>> begin Records shown

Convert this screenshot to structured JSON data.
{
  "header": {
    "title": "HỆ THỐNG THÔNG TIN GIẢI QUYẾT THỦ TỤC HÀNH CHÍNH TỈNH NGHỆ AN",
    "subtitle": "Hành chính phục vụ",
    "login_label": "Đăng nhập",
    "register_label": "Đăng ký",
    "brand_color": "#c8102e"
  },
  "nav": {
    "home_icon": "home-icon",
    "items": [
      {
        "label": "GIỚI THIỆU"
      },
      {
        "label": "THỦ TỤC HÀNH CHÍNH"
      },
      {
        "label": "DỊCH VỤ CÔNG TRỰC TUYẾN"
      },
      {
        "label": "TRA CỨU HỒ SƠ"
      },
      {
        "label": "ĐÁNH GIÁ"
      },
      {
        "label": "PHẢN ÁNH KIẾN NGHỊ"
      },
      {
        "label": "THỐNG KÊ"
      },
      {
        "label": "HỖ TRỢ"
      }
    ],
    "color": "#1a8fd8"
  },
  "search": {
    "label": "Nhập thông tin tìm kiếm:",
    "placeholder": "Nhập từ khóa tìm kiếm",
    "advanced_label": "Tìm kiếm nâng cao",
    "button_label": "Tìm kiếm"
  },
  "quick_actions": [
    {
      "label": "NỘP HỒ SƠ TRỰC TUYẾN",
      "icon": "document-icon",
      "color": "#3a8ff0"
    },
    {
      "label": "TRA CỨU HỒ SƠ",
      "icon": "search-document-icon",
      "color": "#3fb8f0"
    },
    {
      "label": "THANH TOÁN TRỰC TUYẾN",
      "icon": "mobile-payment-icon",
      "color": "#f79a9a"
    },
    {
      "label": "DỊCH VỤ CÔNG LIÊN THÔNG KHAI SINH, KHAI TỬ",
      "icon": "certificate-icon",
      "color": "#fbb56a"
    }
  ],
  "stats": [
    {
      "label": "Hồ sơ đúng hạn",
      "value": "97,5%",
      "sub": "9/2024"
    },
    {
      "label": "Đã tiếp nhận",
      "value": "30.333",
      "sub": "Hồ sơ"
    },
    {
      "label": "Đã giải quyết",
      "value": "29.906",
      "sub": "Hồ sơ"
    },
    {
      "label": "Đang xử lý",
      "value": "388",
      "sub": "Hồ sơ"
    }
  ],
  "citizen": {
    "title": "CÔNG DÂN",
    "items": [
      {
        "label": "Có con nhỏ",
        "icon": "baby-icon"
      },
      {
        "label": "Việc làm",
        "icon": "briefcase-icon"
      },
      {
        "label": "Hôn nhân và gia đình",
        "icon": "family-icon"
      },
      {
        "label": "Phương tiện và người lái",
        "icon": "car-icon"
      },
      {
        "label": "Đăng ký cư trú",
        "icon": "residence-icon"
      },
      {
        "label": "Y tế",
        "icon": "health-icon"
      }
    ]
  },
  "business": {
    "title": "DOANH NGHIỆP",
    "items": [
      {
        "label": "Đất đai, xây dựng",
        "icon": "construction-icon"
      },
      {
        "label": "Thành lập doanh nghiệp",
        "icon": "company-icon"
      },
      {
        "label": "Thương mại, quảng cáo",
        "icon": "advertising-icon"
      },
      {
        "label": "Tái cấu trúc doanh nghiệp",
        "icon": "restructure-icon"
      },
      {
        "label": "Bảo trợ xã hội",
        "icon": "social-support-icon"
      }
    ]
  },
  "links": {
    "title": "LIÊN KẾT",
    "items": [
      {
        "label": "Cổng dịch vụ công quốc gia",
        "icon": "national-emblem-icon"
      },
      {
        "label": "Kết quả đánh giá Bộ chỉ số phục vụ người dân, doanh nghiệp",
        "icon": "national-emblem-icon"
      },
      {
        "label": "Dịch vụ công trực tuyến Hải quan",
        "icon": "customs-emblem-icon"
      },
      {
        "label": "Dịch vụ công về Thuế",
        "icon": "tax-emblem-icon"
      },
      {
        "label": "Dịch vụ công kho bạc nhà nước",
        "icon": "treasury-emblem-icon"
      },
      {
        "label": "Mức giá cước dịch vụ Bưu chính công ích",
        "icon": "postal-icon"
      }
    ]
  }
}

>> end Records shown

» Work instructions
Each entry above is to be printed again exactly.

» Final answer
Convert this screenshot to structured JSON data.
{
  "header": {
    "title": "HỆ THỐNG THÔNG TIN GIẢI QUYẾT THỦ TỤC HÀNH CHÍNH TỈNH NGHỆ AN",
    "subtitle": "Hành chính phục vụ",
    "login_label": "Đăng nhập",
    "register_label": "Đăng ký",
    "brand_color": "#c8102e"
  },
  "nav": {
    "home_icon": "home-icon",
    "items": [
      {
        "label": "GIỚI THIỆU"
      },
      {
        "label": "THỦ TỤC HÀNH CHÍNH"
      },
      {
        "label": "DỊCH VỤ CÔNG TRỰC TUYẾN"
      },
      {
        "label": "TRA CỨU HỒ SƠ"
      },
      {
        "label": "ĐÁNH GIÁ"
      },
      {
        "label": "PHẢN ÁNH KIẾN NGHỊ"
      },
      {
        "label": "THỐNG KÊ"
      },
      {
        "label": "HỖ TRỢ"
      }
    ],
    "color": "#1a8fd8"
  },
  "search": {
    "label": "Nhập thông tin tìm kiếm:",
    "placeholder": "Nhập từ khóa tìm kiếm",
    "advanced_label": "Tìm kiếm nâng cao",
    "button_label": "Tìm kiếm"
  },
  "quick_actions": [
    {
      "label": "NỘP HỒ SƠ TRỰC TUYẾN",
      "icon": "document-icon",
      "color": "#3a8ff0"
    },
    {
      "label": "TRA CỨU HỒ SƠ",
      "icon": "search-document-icon",
      "color": "#3fb8f0"
    },
    {
      "label": "THANH TOÁN TRỰC TUYẾN",
      "icon": "mobile-payment-icon",
      "color": "#f79a9a"
    },
    {
      "label": "DỊCH VỤ CÔNG LIÊN THÔNG KHAI SINH, KHAI TỬ",
      "icon": "certificate-icon",
      "color": "#fbb56a"
    }
  ],
  "stats": [
    {
      "label": "Hồ sơ đúng hạn",
      "value": "97,5%",
      "sub": "9/2024"
    },
    {
      "label": "Đã tiếp nhận",
      "value": "30.333",
      "sub": "Hồ sơ"
    },
    {
      "label": "Đã giải quyết",
      "value": "29.906",
      "sub": "Hồ sơ"
    },
    {
      "label": "Đang xử lý",
      "value": "388",
      "sub": "Hồ sơ"
    }
  ],
  "citizen": {
    "title": "CÔNG DÂN",
    "items": [
      {
        "label": "Có con nhỏ",
        "icon": "baby-icon"
      },
      {
        "label": "Việc làm",
        "icon": "briefcase-icon"
      },
      {
        "label": "Hôn nhân và gia đình",
        "icon": "family-icon"
      },
      {
        "label": "Phương tiện và người lái",
        "icon": "car-icon"
      },
      {
        "label": "Đăng ký cư trú",
        "icon": "residence-icon"
      },
      {
        "label": "Y tế",
        "icon": "health-icon"
      }
    ]
  },
  "business": {
    "title": "DOANH NGHIỆP",
    "items": [
      {
        "label": "Đất đai, xây dựng",
        "icon": "construction-icon"
      },
      {
        "label": "Thành lập doanh nghiệp",
        "icon": "company-icon"
      },
      {
        "label": "Thương mại, quảng cáo",
        "icon": "advertising-icon"
      },
      {
        "label": "Tái cấu trúc doanh nghiệp",
        "icon": "restructure-icon"
      },
      {
        "label": "Bảo trợ xã hội",
        "icon": "social-support-icon"
      }
    ]
  },
  "links": {
    "title": "LIÊN KẾT",
    "items": [
      {
        "label": "Cổng dịch vụ công quốc gia",
        "icon": "national-emblem-icon"
      },
      {
        "label": "Kết quả đánh giá Bộ chỉ số phục vụ người dân, doanh nghiệp",
        "icon": "national-emblem-icon"
      },
      {
        "label": "Dịch vụ công trực tuyến Hải quan",
        "icon": "customs-emblem-icon"
      },
      {
        "label": "Dịch vụ công về Thuế",
        "icon": "tax-emblem-icon"
      },
      {
        "label": "Dịch vụ công kho bạc nhà nước",
        "icon": "treasury-emblem-icon"
      },
      {
        "label": "Mức giá cước dịch vụ Bưu chính công ích",
        "icon": "postal-icon"
      }
    ]
  }
}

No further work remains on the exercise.